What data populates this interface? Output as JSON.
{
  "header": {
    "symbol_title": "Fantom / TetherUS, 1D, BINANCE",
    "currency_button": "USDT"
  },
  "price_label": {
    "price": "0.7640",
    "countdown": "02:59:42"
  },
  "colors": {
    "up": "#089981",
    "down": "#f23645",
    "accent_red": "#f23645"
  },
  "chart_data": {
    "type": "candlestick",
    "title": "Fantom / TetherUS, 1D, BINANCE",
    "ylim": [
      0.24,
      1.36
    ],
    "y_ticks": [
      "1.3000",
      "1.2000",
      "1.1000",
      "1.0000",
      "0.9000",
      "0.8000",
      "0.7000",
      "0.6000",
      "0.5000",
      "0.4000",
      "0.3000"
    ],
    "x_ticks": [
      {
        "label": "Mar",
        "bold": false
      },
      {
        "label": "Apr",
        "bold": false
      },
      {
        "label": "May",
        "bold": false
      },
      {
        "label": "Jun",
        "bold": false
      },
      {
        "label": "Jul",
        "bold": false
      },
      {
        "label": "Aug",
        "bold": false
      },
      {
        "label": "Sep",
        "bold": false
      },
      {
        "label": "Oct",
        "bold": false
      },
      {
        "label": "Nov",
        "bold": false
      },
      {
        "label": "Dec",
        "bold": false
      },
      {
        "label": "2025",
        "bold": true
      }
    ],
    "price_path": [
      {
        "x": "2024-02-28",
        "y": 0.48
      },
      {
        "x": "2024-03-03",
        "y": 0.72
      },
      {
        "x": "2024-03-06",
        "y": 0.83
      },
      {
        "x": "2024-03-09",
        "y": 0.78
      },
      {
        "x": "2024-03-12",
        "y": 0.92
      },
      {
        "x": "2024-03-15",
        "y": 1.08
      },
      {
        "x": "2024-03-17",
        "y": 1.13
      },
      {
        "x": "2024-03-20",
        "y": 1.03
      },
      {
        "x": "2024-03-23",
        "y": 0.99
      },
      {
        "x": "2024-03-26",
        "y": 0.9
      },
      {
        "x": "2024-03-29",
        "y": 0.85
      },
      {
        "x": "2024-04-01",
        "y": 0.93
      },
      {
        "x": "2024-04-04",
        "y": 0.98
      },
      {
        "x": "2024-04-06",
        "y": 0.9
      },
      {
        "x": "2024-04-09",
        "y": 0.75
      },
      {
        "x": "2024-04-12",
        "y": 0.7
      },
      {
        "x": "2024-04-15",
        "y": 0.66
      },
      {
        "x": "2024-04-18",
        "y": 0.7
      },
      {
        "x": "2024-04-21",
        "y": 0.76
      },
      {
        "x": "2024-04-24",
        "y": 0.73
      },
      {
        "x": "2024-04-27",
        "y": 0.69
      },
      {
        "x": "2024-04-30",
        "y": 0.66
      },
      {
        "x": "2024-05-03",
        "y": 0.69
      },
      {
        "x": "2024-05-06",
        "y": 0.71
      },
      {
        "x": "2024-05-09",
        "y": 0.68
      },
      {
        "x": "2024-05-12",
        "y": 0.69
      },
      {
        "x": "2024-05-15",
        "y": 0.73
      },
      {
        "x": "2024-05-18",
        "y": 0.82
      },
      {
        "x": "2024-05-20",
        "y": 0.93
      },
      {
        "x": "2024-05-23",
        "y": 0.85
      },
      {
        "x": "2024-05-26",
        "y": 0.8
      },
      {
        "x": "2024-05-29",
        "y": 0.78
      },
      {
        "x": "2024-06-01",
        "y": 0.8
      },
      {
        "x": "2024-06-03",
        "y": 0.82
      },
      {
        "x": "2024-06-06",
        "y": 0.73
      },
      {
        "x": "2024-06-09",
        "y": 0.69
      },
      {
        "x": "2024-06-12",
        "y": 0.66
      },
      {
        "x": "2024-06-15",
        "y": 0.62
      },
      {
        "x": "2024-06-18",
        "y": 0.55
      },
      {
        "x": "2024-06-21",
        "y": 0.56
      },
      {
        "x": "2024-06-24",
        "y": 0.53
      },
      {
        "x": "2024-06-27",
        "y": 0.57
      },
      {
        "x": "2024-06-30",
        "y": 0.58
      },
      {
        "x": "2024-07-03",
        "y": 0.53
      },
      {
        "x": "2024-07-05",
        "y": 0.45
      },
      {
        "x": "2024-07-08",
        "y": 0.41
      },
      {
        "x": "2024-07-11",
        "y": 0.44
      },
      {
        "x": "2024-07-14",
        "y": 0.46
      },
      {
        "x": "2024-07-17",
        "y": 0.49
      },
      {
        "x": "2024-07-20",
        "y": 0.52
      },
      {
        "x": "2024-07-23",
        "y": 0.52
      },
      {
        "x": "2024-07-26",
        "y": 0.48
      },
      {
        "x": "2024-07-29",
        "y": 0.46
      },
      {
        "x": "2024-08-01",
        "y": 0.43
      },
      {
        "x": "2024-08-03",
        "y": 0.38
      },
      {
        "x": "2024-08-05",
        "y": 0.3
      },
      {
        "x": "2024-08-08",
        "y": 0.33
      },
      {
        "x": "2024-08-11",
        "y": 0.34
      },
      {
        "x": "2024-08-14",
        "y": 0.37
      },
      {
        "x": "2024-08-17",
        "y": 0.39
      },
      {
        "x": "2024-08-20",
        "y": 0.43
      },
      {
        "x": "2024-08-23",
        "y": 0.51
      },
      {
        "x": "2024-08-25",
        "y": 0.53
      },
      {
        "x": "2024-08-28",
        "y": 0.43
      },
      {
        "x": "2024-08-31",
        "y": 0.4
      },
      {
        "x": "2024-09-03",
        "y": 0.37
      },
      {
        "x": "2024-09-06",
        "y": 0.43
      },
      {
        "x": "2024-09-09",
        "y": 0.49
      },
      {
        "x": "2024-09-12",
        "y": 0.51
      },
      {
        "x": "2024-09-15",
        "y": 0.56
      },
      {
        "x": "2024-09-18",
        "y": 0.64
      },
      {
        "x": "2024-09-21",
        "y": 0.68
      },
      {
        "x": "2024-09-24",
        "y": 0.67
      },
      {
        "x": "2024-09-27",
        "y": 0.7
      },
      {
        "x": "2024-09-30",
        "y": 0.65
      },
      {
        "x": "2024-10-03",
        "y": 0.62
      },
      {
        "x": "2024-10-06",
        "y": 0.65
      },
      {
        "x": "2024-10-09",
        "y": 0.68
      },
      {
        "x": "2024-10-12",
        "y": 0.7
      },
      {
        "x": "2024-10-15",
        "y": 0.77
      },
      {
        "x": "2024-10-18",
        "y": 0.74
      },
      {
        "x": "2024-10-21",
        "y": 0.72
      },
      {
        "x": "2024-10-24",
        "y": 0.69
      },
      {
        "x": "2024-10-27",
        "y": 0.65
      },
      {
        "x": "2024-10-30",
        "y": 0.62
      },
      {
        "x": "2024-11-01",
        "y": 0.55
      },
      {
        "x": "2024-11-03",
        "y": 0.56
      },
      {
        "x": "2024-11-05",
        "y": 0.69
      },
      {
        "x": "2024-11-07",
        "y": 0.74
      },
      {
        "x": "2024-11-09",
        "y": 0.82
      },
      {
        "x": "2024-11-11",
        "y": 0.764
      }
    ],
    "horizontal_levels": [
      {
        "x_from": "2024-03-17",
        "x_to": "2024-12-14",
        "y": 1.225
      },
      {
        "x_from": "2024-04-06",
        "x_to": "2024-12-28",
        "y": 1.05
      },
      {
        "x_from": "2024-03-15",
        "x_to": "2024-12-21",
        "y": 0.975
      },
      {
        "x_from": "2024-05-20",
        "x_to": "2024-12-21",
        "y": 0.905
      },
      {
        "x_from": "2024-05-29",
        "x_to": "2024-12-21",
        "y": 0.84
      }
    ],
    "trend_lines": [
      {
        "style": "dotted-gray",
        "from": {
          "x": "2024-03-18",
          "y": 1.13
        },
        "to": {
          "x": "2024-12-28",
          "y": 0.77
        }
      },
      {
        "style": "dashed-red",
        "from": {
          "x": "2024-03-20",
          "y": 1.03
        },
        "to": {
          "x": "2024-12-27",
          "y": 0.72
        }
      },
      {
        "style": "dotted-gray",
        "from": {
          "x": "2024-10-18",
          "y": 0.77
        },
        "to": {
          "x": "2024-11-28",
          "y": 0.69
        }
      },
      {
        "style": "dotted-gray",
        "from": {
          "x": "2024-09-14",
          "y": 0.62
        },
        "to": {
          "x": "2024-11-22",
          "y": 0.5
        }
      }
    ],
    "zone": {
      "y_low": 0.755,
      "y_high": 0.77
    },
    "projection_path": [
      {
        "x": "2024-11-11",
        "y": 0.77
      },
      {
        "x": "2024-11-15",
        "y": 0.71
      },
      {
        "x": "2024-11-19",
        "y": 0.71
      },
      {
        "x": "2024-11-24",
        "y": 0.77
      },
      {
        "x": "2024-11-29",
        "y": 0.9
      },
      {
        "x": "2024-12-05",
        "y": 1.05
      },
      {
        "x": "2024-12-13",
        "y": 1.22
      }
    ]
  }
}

※

- **Written exercise**
How many of the listing's lines contain "Fantom"? Respond with a single number and nothing else.

- **The completed task**
2